» Material provided
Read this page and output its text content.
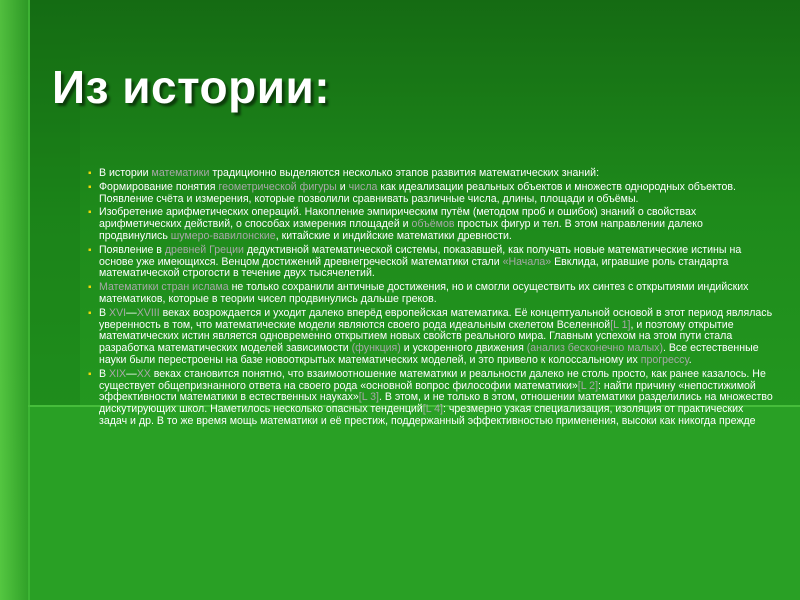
Из истории:
▪ В истории математики традиционно выделяются несколько этапов развития математических знаний:
▪ Формирование понятия геометрической фигуры и числа как идеализации реальных объектов и множеств однородных объектов. Появление счёта и измерения, которые позволили сравнивать различные числа, длины, площади и объёмы.
▪ Изобретение арифметических операций. Накопление эмпирическим путём (методом проб и ошибок) знаний о свойствах арифметических действий, о способах измерения площадей и объёмов простых фигур и тел. В этом направлении далеко продвинулись шумеро-вавилонские, китайские и индийские математики древности.
▪ Появление в древней Греции дедуктивной математической системы, показавшей, как получать новые математические истины на основе уже имеющихся. Венцом достижений древнегреческой математики стали «Начала» Евклида, игравшие роль стандарта математической строгости в течение двух тысячелетий.
▪ Математики стран ислама не только сохранили античные достижения, но и смогли осуществить их синтез с открытиями индийских математиков, которые в теории чисел продвинулись дальше греков.
▪ В XVI—XVIII веках возрождается и уходит далеко вперёд европейская математика. Её концептуальной основой в этот период являлась уверенность в том, что математические модели являются своего рода идеальным скелетом Вселенной[L 1], и поэтому открытие математических истин является одновременно открытием новых свойств реального мира. Главным успехом на этом пути стала разработка математических моделей зависимости (функция) и ускоренного движения (анализ бесконечно малых). Все естественные науки были перестроены на базе новооткрытых математических моделей, и это привело к колоссальному их прогрессу.
▪ В XIX—XX веках становится понятно, что взаимоотношение математики и реальности далеко не столь просто, как ранее казалось. Не существует общепризнанного ответа на своего рода «основной вопрос философии математики»[L 2]: найти причину «непостижимой эффективности математики в естественных науках»[L 3]. В этом, и не только в этом, отношении математики разделились на множество дискутирующих школ. Наметилось несколько опасных тенденций[L 4]: чрезмерно узкая специализация, изоляция от практических задач и др. В то же время мощь математики и её престиж, поддержанный эффективностью применения, высоки как никогда прежде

» Exercise directions
Transcribe the material as is, with images omitted.

» Response below
Read this page and output its text content.
Из истории:
▪ В истории математики традиционно выделяются несколько этапов развития математических знаний:
▪ Формирование понятия геометрической фигуры и числа как идеализации реальных объектов и множеств однородных объектов. Появление счёта и измерения, которые позволили сравнивать различные числа, длины, площади и объёмы.
▪ Изобретение арифметических операций. Накопление эмпирическим путём (методом проб и ошибок) знаний о свойствах арифметических действий, о способах измерения площадей и объёмов простых фигур и тел. В этом направлении далеко продвинулись шумеро-вавилонские, китайские и индийские математики древности.
▪ Появление в древней Греции дедуктивной математической системы, показавшей, как получать новые математические истины на основе уже имеющихся. Венцом достижений древнегреческой математики стали «Начала» Евклида, игравшие роль стандарта математической строгости в течение двух тысячелетий.
▪ Математики стран ислама не только сохранили античные достижения, но и смогли осуществить их синтез с открытиями индийских математиков, которые в теории чисел продвинулись дальше греков.
▪ В XVI—XVIII веках возрождается и уходит далеко вперёд европейская математика. Её концептуальной основой в этот период являлась уверенность в том, что математические модели являются своего рода идеальным скелетом Вселенной[L 1], и поэтому открытие математических истин является одновременно открытием новых свойств реального мира. Главным успехом на этом пути стала разработка математических моделей зависимости (функция) и ускоренного движения (анализ бесконечно малых). Все естественные науки были перестроены на базе новооткрытых математических моделей, и это привело к колоссальному их прогрессу.
▪ В XIX—XX веках становится понятно, что взаимоотношение математики и реальности далеко не столь просто, как ранее казалось. Не существует общепризнанного ответа на своего рода «основной вопрос философии математики»[L 2]: найти причину «непостижимой эффективности математики в естественных науках»[L 3]. В этом, и не только в этом, отношении математики разделились на множество дискутирующих школ. Наметилось несколько опасных тенденций[L 4]: чрезмерно узкая специализация, изоляция от практических задач и др. В то же время мощь математики и её престиж, поддержанный эффективностью применения, высоки как никогда прежде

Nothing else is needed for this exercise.